TASK GOAL:
Identify and reproduce every line holding the string "Российской".

___ RECORDS FOR THIS EXERCISE ___

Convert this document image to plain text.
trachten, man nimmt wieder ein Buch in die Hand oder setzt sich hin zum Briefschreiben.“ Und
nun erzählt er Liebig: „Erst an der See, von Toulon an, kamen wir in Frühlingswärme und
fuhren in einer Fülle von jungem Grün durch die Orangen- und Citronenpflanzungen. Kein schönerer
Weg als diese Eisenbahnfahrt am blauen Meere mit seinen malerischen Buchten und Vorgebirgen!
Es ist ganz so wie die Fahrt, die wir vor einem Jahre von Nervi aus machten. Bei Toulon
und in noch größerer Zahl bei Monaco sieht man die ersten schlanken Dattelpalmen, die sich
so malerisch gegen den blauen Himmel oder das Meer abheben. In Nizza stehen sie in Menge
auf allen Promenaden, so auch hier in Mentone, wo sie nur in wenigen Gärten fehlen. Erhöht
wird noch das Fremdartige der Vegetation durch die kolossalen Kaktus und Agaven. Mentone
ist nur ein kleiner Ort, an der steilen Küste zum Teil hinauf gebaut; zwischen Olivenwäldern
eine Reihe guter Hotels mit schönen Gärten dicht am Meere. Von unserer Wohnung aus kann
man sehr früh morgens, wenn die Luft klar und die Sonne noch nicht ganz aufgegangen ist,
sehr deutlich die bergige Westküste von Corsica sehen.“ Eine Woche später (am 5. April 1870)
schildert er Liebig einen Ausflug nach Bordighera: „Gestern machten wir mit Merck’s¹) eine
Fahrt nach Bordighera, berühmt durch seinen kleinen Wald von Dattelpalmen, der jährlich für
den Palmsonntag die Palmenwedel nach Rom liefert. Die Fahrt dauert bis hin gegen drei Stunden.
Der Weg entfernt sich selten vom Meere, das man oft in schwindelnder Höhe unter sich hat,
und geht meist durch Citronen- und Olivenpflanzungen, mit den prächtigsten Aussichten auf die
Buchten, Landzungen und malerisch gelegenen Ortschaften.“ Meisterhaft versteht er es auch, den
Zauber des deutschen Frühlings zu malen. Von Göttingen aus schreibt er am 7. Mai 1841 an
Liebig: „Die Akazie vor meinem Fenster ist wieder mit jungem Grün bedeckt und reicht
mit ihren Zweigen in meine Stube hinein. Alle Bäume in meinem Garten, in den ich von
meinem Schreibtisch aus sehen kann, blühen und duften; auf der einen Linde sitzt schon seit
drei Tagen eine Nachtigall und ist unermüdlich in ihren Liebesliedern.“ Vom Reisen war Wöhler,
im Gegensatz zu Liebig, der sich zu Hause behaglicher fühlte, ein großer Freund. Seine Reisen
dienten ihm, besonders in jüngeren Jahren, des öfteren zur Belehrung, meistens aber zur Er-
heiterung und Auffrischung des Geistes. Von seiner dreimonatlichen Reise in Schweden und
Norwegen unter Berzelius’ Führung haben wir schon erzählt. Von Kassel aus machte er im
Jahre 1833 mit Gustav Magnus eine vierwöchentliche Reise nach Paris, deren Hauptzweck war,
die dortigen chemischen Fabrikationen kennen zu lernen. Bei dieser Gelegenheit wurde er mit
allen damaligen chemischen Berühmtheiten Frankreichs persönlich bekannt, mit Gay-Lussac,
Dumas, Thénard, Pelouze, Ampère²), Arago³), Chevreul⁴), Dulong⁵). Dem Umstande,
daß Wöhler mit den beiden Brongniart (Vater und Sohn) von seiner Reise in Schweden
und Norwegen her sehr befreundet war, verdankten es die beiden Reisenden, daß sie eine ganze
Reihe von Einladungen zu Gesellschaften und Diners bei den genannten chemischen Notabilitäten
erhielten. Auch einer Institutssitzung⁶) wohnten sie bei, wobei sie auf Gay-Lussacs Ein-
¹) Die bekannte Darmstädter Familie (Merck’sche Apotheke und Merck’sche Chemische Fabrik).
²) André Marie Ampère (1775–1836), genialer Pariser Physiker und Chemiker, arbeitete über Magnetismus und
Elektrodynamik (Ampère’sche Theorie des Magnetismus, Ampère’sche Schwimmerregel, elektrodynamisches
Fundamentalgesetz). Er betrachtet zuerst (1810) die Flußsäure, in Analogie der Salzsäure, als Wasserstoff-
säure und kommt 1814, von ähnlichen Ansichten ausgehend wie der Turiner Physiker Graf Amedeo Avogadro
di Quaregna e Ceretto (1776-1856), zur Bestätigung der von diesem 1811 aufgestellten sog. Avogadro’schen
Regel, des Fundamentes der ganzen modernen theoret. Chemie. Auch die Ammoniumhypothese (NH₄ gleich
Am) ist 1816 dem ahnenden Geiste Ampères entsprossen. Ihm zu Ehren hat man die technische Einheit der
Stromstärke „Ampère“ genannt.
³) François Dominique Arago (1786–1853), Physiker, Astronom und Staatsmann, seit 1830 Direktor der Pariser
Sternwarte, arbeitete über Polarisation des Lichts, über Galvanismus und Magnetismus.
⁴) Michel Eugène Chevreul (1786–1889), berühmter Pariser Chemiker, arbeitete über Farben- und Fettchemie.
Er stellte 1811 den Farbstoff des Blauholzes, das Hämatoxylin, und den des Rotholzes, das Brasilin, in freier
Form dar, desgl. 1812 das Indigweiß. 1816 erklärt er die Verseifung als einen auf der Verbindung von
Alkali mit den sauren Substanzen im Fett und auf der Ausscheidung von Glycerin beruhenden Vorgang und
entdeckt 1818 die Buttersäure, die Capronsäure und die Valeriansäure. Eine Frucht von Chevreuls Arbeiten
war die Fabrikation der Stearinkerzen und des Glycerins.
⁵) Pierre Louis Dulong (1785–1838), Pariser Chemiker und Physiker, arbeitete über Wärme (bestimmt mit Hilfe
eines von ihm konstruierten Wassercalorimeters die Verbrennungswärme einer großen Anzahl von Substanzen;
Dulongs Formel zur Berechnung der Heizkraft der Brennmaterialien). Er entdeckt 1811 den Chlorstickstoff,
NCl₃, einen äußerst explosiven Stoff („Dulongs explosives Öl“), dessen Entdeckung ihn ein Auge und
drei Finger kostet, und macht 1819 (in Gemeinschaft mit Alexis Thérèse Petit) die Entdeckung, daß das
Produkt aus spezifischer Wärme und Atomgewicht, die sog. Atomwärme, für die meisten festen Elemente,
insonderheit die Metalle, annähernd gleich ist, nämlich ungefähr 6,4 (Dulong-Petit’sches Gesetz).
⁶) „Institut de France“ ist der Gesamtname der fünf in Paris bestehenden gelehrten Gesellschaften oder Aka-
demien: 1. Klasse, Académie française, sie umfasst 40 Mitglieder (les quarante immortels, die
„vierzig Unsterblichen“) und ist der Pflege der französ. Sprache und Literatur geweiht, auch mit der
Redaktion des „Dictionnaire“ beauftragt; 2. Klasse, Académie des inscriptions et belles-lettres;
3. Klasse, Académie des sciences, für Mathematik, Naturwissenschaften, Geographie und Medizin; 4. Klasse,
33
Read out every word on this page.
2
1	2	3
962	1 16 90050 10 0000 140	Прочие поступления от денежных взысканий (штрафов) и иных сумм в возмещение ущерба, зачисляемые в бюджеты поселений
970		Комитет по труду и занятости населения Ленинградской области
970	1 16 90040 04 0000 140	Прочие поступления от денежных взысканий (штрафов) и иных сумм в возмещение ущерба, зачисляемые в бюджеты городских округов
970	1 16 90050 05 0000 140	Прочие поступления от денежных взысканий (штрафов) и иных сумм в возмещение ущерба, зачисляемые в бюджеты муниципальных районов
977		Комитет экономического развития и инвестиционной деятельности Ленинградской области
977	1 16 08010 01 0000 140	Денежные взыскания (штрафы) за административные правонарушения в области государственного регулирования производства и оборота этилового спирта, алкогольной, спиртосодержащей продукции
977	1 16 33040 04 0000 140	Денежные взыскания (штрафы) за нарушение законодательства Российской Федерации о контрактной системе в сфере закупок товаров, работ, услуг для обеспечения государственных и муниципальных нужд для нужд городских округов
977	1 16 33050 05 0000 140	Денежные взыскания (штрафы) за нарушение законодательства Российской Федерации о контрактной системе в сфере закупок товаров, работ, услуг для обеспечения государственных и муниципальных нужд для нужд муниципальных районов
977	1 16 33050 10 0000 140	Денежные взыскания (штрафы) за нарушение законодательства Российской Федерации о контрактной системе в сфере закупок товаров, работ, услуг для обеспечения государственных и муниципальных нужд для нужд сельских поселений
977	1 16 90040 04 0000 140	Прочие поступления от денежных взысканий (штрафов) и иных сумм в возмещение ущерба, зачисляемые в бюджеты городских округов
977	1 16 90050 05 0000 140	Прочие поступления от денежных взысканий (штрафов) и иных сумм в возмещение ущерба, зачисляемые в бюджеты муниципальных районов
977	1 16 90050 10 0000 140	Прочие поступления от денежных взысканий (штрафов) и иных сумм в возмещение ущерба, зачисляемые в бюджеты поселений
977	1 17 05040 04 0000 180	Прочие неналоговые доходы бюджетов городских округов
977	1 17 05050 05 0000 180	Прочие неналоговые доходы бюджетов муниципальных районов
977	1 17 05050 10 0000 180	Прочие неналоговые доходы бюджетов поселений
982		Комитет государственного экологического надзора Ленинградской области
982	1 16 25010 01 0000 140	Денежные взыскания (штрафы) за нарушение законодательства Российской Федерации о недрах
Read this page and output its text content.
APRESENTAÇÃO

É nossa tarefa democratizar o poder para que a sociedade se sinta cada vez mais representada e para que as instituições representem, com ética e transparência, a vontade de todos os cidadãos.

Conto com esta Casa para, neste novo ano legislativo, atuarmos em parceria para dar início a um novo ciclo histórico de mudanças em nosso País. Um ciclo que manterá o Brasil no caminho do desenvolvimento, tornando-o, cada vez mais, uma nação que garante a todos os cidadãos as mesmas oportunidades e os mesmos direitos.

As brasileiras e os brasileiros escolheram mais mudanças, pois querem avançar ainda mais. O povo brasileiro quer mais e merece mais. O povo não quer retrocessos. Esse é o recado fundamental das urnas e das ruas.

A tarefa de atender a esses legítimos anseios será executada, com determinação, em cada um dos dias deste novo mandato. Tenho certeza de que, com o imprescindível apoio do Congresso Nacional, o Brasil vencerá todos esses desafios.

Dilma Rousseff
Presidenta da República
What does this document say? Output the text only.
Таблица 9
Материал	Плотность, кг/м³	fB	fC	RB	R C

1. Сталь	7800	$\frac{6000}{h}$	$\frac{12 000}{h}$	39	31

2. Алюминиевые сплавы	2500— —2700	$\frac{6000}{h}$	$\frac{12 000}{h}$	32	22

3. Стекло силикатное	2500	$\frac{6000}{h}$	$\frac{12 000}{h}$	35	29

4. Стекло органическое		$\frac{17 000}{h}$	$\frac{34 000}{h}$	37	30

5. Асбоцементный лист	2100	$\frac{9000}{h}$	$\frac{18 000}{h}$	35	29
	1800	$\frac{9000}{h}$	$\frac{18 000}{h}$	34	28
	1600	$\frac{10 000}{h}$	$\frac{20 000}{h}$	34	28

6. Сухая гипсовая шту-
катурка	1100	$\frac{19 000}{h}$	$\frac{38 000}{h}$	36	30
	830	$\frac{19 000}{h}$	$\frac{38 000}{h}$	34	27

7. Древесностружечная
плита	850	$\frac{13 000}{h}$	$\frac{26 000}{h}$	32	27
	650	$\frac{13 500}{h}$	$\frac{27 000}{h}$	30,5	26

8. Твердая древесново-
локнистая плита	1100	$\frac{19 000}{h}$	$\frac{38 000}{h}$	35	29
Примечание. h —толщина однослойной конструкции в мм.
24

___

SOLUTION FOR THIS EXERCISE:
977	1 16 33040 04 0000 140	Денежные взыскания (штрафы) за нарушение законодательства Российской Федерации о контрактной системе в сфере закупок товаров, работ, услуг для обеспечения государственных и муниципальных нужд для нужд городских округов
977	1 16 33050 05 0000 140	Денежные взыскания (штрафы) за нарушение законодательства Российской Федерации о контрактной системе в сфере закупок товаров, работ, услуг для обеспечения государственных и муниципальных нужд для нужд муниципальных районов
977	1 16 33050 10 0000 140	Денежные взыскания (штрафы) за нарушение законодательства Российской Федерации о контрактной системе в сфере закупок товаров, работ, услуг для обеспечения государственных и муниципальных нужд для нужд сельских поселений
982	1 16 25010 01 0000 140	Денежные взыскания (штрафы) за нарушение законодательства Российской Федерации о недрах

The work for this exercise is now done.